## MATERIAL TO PROCESS
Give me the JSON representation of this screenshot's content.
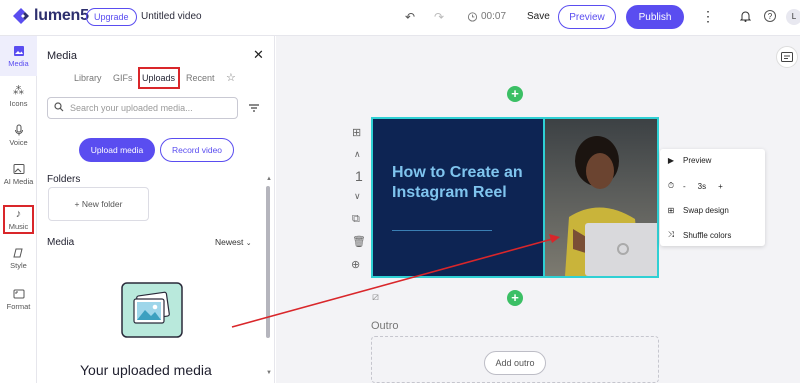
{
  "header": {
    "brand": "lumen5",
    "upgrade_label": "Upgrade",
    "video_title": "Untitled video",
    "duration": "00:07",
    "save_label": "Save",
    "preview_label": "Preview",
    "publish_label": "Publish",
    "avatar_initial": "L",
    "brand_color": "#5a4df0"
  },
  "rail": {
    "items": [
      {
        "label": "Media",
        "icon": "image-icon"
      },
      {
        "label": "Icons",
        "icon": "shapes-icon"
      },
      {
        "label": "Voice",
        "icon": "microphone-icon"
      },
      {
        "label": "AI Media",
        "icon": "ai-image-icon"
      },
      {
        "label": "Music",
        "icon": "music-note-icon"
      },
      {
        "label": "Style",
        "icon": "style-icon"
      },
      {
        "label": "Format",
        "icon": "format-icon"
      }
    ]
  },
  "panel": {
    "title": "Media",
    "tabs": [
      "Library",
      "GIFs",
      "Uploads",
      "Recent",
      "☆"
    ],
    "active_tab": "Uploads",
    "search_placeholder": "Search your uploaded media...",
    "upload_label": "Upload media",
    "record_label": "Record video",
    "folders_label": "Folders",
    "new_folder_label": "+ New folder",
    "media_label": "Media",
    "sort_label": "Newest",
    "empty_text": "Your uploaded media"
  },
  "scene": {
    "number": "1",
    "title": "How to Create an Instagram Reel",
    "context_menu": {
      "preview": "Preview",
      "minus": "-",
      "duration": "3s",
      "plus": "+",
      "swap": "Swap design",
      "shuffle": "Shuffle colors"
    },
    "outro_label": "Outro",
    "add_outro_label": "Add outro"
  }
}
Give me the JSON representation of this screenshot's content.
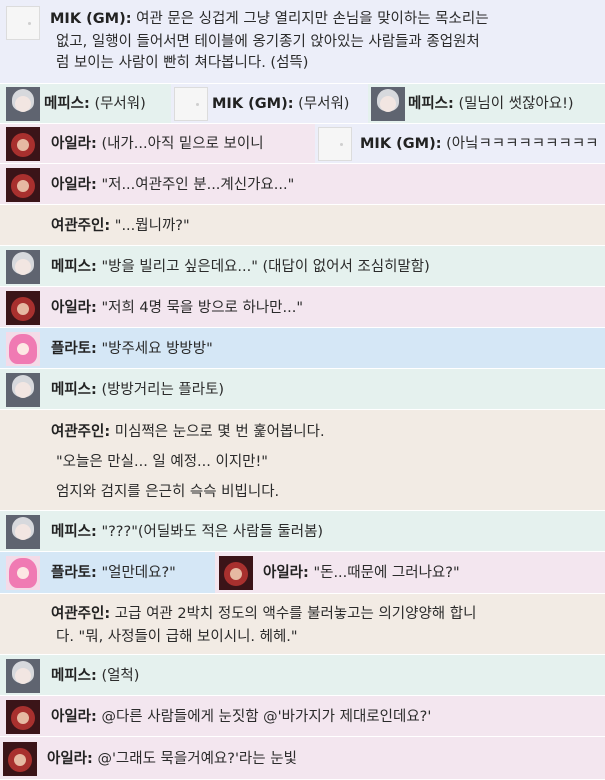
{
  "speakers": {
    "gm": "MIK (GM):",
    "mephis": "메피스:",
    "aila": "아일라:",
    "innkeeper": "여관주인:",
    "plato": "플라토:"
  },
  "messages": {
    "m1_l1": "여관 문은 싱겁게 그냥 열리지만 손님을 맞이하는 목소리는",
    "m1_l2": "없고, 일행이 들어서면 테이블에 옹기종기 앉아있는 사람들과 종업원처",
    "m1_l3": "럼 보이는 사람이 빤히 쳐다봅니다. (섬뜩)",
    "m2a": "(무서워)",
    "m2b": "(무서워)",
    "m2c": "(밀님이 썻잖아요!)",
    "m3a": "(내가...아직 밑으로 보이니",
    "m3b": "(아닠ㅋㅋㅋㅋㅋㅋㅋㅋㅋ",
    "m4": "\"저...여관주인 분...계신가요...\"",
    "m5": "\"...뭡니까?\"",
    "m6": "\"방을 빌리고 싶은데요...\" (대답이 없어서 조심히말함)",
    "m7": "\"저희 4명 묵을 방으로 하나만...\"",
    "m8": "\"방주세요 방방방\"",
    "m9": "(방방거리는 플라토)",
    "m10_l1": "미심쩍은 눈으로 몇 번 훑어봅니다.",
    "m10_l2": "\"오늘은 만실... 일 예정... 이지만!\"",
    "m10_l3": "엄지와 검지를 은근히 슥슥 비빕니다.",
    "m11": "\"???\"(어딜봐도 적은 사람들 둘러봄)",
    "m12a": "\"얼만데요?\"",
    "m12b": "\"돈...때문에 그러나요?\"",
    "m13_l1": "고급 여관 2박치 정도의 액수를 불러놓고는 의기양양해 합니",
    "m13_l2": "다.  \"뭐, 사정들이 급해 보이시니. 헤헤.\"",
    "m14": "(얼척)",
    "m15": "@다른 사람들에게 눈짓함   @'바가지가 제대로인데요?'",
    "m16": "@'그래도 묵을거예요?'라는 눈빛"
  },
  "colors": {
    "gm": "#eceef9",
    "mephis": "#e5f1ee",
    "aila": "#f3e6ef",
    "innkeeper": "#f2ebe4",
    "plato": "#d5e7f6"
  }
}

## PROBLEM
Write out the entries again, exactly as given, skipping any images.

## THE OUTPUT
Give me the JSON representation of this screenshot's content.
{
  "header": {
    "brand": "lumen5",
    "upgrade_label": "Upgrade",
    "video_title": "Untitled video",
    "duration": "00:07",
    "save_label": "Save",
    "preview_label": "Preview",
    "publish_label": "Publish",
    "avatar_initial": "L",
    "brand_color": "#5a4df0"
  },
  "rail": {
    "items": [
      {
        "label": "Media",
        "icon": "image-icon"
      },
      {
        "label": "Icons",
        "icon": "shapes-icon"
      },
      {
        "label": "Voice",
        "icon": "microphone-icon"
      },
      {
        "label": "AI Media",
        "icon": "ai-image-icon"
      },
      {
        "label": "Music",
        "icon": "music-note-icon"
      },
      {
        "label": "Style",
        "icon": "style-icon"
      },
      {
        "label": "Format",
        "icon": "format-icon"
      }
    ]
  },
  "panel": {
    "title": "Media",
    "tabs": [
      "Library",
      "GIFs",
      "Uploads",
      "Recent",
      "☆"
    ],
    "active_tab": "Uploads",
    "search_placeholder": "Search your uploaded media...",
    "upload_label": "Upload media",
    "record_label": "Record video",
    "folders_label": "Folders",
    "new_folder_label": "+ New folder",
    "media_label": "Media",
    "sort_label": "Newest",
    "empty_text": "Your uploaded media"
  },
  "scene": {
    "number": "1",
    "title": "How to Create an Instagram Reel",
    "context_menu": {
      "preview": "Preview",
      "minus": "-",
      "duration": "3s",
      "plus": "+",
      "swap": "Swap design",
      "shuffle": "Shuffle colors"
    },
    "outro_label": "Outro",
    "add_outro_label": "Add outro"
  }
}
Give me the JSON representation of this screenshot's content.
{
  "speakers": {
    "gm": "MIK (GM):",
    "mephis": "메피스:",
    "aila": "아일라:",
    "innkeeper": "여관주인:",
    "plato": "플라토:"
  },
  "messages": {
    "m1_l1": "여관 문은 싱겁게 그냥 열리지만 손님을 맞이하는 목소리는",
    "m1_l2": "없고, 일행이 들어서면 테이블에 옹기종기 앉아있는 사람들과 종업원처",
    "m1_l3": "럼 보이는 사람이 빤히 쳐다봅니다. (섬뜩)",
    "m2a": "(무서워)",
    "m2b": "(무서워)",
    "m2c": "(밀님이 썻잖아요!)",
    "m3a": "(내가...아직 밑으로 보이니",
    "m3b": "(아닠ㅋㅋㅋㅋㅋㅋㅋㅋㅋ",
    "m4": "\"저...여관주인 분...계신가요...\"",
    "m5": "\"...뭡니까?\"",
    "m6": "\"방을 빌리고 싶은데요...\" (대답이 없어서 조심히말함)",
    "m7": "\"저희 4명 묵을 방으로 하나만...\"",
    "m8": "\"방주세요 방방방\"",
    "m9": "(방방거리는 플라토)",
    "m10_l1": "미심쩍은 눈으로 몇 번 훑어봅니다.",
    "m10_l2": "\"오늘은 만실... 일 예정... 이지만!\"",
    "m10_l3": "엄지와 검지를 은근히 슥슥 비빕니다.",
    "m11": "\"???\"(어딜봐도 적은 사람들 둘러봄)",
    "m12a": "\"얼만데요?\"",
    "m12b": "\"돈...때문에 그러나요?\"",
    "m13_l1": "고급 여관 2박치 정도의 액수를 불러놓고는 의기양양해 합니",
    "m13_l2": "다.  \"뭐, 사정들이 급해 보이시니. 헤헤.\"",
    "m14": "(얼척)",
    "m15": "@다른 사람들에게 눈짓함   @'바가지가 제대로인데요?'",
    "m16": "@'그래도 묵을거예요?'라는 눈빛"
  },
  "colors": {
    "gm": "#eceef9",
    "mephis": "#e5f1ee",
    "aila": "#f3e6ef",
    "innkeeper": "#f2ebe4",
    "plato": "#d5e7f6"
  }
}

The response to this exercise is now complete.